* _GIVEN REQUEST_: Which lines hold the string "وكان"? Copy every one of them.

* _Data entries_:
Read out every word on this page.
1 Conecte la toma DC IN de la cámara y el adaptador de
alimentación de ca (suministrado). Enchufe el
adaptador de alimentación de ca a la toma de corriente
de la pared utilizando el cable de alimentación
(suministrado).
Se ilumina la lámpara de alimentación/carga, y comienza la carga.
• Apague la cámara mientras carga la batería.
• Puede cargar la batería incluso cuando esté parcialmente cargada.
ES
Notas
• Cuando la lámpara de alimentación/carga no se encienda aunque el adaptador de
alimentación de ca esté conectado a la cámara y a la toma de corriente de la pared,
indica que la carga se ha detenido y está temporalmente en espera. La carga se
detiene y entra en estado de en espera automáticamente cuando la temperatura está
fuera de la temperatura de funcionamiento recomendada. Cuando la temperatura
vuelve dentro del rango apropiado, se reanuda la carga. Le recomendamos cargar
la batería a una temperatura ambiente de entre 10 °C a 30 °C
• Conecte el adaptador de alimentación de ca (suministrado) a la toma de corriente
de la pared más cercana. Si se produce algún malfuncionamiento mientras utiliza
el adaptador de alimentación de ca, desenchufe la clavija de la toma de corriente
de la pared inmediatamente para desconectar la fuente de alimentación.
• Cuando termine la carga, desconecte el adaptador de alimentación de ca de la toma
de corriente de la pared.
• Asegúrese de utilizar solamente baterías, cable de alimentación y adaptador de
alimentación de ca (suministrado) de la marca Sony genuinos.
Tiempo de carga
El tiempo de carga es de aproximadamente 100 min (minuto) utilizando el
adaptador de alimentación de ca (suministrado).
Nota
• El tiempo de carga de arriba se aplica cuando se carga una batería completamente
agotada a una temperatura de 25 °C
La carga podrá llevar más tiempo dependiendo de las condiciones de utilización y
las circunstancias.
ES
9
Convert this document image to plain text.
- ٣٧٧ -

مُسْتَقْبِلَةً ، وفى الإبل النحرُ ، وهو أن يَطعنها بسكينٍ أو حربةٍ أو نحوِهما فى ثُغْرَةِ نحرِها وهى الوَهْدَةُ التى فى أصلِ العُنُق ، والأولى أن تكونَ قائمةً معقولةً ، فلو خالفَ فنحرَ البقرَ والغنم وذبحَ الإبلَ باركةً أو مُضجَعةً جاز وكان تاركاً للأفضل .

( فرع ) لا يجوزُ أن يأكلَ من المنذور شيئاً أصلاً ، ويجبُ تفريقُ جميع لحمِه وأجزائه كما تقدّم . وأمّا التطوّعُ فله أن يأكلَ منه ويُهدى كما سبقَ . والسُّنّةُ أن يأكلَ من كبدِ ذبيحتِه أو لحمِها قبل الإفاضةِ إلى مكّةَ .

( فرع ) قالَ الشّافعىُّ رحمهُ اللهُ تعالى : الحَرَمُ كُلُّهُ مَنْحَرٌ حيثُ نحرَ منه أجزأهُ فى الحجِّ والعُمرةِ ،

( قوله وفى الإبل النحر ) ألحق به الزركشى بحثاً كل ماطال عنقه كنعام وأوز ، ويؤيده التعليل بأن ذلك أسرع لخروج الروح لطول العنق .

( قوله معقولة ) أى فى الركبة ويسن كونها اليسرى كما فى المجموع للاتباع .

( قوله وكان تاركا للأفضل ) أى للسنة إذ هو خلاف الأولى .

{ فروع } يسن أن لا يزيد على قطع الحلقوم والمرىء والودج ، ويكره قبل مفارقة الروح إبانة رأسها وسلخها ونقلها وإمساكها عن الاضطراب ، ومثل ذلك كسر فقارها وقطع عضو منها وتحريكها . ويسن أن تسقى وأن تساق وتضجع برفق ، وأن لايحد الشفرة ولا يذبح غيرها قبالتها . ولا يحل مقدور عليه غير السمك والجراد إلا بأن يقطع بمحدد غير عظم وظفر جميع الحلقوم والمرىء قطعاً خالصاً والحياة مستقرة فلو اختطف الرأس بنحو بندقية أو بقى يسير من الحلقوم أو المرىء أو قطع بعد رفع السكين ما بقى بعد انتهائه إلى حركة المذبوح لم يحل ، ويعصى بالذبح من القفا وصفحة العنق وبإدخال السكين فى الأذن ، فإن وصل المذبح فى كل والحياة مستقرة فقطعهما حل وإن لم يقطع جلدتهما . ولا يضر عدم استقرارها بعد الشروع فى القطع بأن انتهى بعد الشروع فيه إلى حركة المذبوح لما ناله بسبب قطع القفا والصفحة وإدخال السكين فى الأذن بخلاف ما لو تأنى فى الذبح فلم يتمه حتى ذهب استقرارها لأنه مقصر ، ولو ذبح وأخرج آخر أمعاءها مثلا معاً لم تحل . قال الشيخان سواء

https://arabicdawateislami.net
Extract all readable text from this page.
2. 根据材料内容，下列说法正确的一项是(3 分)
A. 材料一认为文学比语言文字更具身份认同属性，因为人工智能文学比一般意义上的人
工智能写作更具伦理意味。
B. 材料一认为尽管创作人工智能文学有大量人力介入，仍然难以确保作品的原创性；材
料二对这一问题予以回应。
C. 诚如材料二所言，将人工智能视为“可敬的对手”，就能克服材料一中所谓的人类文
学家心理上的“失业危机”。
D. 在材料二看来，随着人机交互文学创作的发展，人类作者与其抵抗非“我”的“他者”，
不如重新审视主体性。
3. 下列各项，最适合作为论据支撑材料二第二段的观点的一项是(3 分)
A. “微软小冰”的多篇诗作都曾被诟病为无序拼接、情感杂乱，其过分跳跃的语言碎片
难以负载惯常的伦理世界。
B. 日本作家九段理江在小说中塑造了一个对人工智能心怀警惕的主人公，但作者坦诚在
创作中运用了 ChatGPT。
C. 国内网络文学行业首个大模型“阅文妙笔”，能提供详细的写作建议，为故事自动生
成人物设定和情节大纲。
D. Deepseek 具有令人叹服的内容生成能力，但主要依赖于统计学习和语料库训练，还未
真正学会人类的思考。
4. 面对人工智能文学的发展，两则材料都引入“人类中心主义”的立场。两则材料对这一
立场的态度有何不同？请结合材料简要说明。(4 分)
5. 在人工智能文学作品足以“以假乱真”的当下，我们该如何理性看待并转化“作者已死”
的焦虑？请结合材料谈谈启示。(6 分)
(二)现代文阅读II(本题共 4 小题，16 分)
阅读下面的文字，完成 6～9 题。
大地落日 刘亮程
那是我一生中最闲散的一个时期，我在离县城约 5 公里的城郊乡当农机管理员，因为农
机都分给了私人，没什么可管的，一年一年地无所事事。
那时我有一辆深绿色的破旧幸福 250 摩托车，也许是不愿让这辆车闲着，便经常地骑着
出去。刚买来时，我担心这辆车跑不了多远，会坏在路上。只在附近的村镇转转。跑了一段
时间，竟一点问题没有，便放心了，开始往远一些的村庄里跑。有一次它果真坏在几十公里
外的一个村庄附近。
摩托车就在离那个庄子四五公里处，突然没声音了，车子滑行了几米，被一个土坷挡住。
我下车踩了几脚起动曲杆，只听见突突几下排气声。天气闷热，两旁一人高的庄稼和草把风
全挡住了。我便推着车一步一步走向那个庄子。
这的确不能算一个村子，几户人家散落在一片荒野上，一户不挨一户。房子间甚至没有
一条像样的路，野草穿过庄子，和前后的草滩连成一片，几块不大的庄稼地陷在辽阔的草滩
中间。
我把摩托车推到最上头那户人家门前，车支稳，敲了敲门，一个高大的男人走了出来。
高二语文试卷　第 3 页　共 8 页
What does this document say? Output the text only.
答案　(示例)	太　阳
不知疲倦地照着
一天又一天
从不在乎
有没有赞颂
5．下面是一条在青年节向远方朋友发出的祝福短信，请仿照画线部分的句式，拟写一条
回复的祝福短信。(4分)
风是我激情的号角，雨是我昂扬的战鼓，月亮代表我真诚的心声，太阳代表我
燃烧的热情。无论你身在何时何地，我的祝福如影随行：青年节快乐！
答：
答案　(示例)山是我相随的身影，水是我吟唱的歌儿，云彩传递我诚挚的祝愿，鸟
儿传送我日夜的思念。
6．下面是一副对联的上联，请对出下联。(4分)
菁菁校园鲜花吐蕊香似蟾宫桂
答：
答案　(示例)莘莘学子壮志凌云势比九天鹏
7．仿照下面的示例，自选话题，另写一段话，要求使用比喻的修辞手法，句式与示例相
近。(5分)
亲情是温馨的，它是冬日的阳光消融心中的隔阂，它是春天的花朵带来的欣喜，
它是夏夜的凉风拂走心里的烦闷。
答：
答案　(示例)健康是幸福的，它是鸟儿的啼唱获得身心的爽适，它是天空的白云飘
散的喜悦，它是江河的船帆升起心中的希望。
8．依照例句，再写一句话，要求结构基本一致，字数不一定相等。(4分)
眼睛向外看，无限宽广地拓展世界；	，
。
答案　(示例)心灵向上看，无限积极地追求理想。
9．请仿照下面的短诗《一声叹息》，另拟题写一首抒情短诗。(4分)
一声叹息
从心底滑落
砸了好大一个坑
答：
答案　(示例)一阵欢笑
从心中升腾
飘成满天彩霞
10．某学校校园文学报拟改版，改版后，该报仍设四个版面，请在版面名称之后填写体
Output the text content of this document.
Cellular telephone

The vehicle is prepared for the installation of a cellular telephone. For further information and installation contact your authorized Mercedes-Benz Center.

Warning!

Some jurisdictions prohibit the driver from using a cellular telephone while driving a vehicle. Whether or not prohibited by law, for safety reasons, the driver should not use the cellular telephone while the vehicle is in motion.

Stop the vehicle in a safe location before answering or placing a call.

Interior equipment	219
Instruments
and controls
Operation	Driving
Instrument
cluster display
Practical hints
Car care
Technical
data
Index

* _WRITTEN SOLUTION_:
مُسْتَقْبِلَةً ، وفى الإبل النحرُ ، وهو أن يَطعنها بسكينٍ أو حربةٍ أو نحوِهما فى ثُغْرَةِ نحرِها وهى الوَهْدَةُ التى فى أصلِ العُنُق ، والأولى أن تكونَ قائمةً معقولةً ، فلو خالفَ فنحرَ البقرَ والغنم وذبحَ الإبلَ باركةً أو مُضجَعةً جاز وكان تاركاً للأفضل .
( قوله وكان تاركا للأفضل ) أى للسنة إذ هو خلاف الأولى .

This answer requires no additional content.